- **Document section**
I am trying to add an user into Active Directory.
Having in mind:
Using SSL
Certificate ok
Password works fine
With out group association, the user is correctly created.
When I try to associate the user to a group I get the following error:
javax.naming.OperationNotSupportedException: [LDAP: error code 53 - 0000209A: SvcErr: DSID-031A1021, problem 5003 (WILL_NOT_PERFORM), data 0
I have used the DN and NAME group attributes but none worked.
My code is:
ctx = getContext();
ctx.createSubcontext(entryDN,entry); // it works fine
Attribute memberOf1 = new BasicAttribute("memberOf","NAME_OF_THE_GROUP");
Attributes atts = new BasicAttributes();
atts.put(memberOf1);
ctx.modifyAttributes(entryDN, LdapContext.ADD_ATTRIBUTE, atts); // ## it doesn't work
I tried LdapContext.ADD_ATTRIBUTE and LdapContext.REPLACE_ATTRIBUTE.

- **Recorded information**
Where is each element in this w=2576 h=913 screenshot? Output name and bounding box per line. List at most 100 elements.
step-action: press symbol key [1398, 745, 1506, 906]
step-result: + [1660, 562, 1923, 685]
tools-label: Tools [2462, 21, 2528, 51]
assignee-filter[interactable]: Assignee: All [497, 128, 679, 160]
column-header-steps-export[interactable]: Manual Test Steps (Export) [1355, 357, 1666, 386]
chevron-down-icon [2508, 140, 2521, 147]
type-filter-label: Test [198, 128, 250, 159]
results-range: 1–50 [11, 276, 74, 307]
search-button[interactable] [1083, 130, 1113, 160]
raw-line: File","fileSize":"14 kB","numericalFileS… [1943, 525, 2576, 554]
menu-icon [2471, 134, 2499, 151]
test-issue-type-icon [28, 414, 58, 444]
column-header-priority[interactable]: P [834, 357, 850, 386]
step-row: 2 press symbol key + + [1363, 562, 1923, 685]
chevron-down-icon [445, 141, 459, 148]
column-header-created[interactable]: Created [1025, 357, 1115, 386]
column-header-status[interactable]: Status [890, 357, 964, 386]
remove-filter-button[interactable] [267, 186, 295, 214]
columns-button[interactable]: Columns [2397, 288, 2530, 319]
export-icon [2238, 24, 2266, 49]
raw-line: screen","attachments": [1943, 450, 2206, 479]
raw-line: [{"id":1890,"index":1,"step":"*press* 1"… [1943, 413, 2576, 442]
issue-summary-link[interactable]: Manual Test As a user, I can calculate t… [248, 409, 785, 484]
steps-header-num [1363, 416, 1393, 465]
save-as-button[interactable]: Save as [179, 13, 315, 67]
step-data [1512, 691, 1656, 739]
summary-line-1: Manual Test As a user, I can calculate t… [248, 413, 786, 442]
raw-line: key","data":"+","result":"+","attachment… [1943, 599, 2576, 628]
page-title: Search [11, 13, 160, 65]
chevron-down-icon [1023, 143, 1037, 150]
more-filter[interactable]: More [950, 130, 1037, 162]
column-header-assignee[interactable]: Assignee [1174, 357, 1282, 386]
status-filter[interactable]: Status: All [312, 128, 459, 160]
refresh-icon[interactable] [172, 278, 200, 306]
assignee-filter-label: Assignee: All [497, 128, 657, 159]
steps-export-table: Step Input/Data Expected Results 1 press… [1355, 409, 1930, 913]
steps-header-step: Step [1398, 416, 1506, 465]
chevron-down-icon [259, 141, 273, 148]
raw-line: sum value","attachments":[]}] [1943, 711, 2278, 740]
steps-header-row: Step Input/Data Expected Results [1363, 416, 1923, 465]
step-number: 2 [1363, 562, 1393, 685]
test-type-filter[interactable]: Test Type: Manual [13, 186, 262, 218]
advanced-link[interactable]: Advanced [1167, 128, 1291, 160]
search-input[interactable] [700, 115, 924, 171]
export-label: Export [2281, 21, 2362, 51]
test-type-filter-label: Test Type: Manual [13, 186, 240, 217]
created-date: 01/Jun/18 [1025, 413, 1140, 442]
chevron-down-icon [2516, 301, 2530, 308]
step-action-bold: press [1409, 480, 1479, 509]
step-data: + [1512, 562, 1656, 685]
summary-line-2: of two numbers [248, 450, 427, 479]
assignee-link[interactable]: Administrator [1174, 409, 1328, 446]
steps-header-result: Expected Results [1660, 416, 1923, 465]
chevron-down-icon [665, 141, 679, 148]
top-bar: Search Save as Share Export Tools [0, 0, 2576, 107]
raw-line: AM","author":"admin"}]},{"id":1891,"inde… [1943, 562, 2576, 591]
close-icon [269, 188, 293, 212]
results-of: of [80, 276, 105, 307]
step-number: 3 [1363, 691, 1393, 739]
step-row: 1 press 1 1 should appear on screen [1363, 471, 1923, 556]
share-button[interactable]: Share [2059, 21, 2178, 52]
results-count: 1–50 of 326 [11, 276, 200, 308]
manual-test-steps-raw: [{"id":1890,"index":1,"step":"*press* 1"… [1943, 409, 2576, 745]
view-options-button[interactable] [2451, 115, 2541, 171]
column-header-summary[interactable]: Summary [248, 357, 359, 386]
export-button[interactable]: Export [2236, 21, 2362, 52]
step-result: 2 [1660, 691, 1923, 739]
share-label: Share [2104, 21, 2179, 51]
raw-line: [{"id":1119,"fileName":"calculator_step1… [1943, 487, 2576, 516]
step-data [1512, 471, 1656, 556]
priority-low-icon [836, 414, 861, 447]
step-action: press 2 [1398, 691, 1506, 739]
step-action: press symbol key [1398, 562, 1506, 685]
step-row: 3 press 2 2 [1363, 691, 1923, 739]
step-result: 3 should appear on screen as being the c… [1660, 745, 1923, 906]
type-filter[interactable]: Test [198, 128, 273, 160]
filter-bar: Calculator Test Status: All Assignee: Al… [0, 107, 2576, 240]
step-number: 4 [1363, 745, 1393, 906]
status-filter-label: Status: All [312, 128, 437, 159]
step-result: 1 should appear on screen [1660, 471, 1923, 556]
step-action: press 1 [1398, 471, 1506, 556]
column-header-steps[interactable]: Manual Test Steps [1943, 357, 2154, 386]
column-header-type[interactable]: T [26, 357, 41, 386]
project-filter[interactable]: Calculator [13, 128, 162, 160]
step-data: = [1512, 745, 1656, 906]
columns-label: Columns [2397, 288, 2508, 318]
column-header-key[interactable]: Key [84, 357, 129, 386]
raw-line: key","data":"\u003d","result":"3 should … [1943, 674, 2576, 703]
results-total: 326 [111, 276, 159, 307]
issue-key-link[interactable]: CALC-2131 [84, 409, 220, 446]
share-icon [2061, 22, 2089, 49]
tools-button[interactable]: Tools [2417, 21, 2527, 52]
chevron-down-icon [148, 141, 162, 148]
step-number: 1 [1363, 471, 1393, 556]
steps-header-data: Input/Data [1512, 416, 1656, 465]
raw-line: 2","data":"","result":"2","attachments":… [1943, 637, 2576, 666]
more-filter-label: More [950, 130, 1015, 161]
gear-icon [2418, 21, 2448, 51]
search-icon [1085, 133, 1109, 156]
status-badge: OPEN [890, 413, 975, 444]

- **Using the information**
a. In the Active Directory group question, which two LdapContext constants did the poster try when modifying the user's attributes?
b. Carry on the forum post about adding an Active Directory user to a group, starting right after its final sentence.

- **Written answers**
a. LdapContext.ADD_ATTRIBUTE and LdapContext.REPLACE_ATTRIBUTE.

b.
Also, I tried to add the group with the other attributes but all situation gave me the same error.
Does anyone have any idea what is going on?
Cheers!
解决方案
memberOf is a constructed attribute. You have to add the user to the group's member property, not add the group to the user's memberOf property.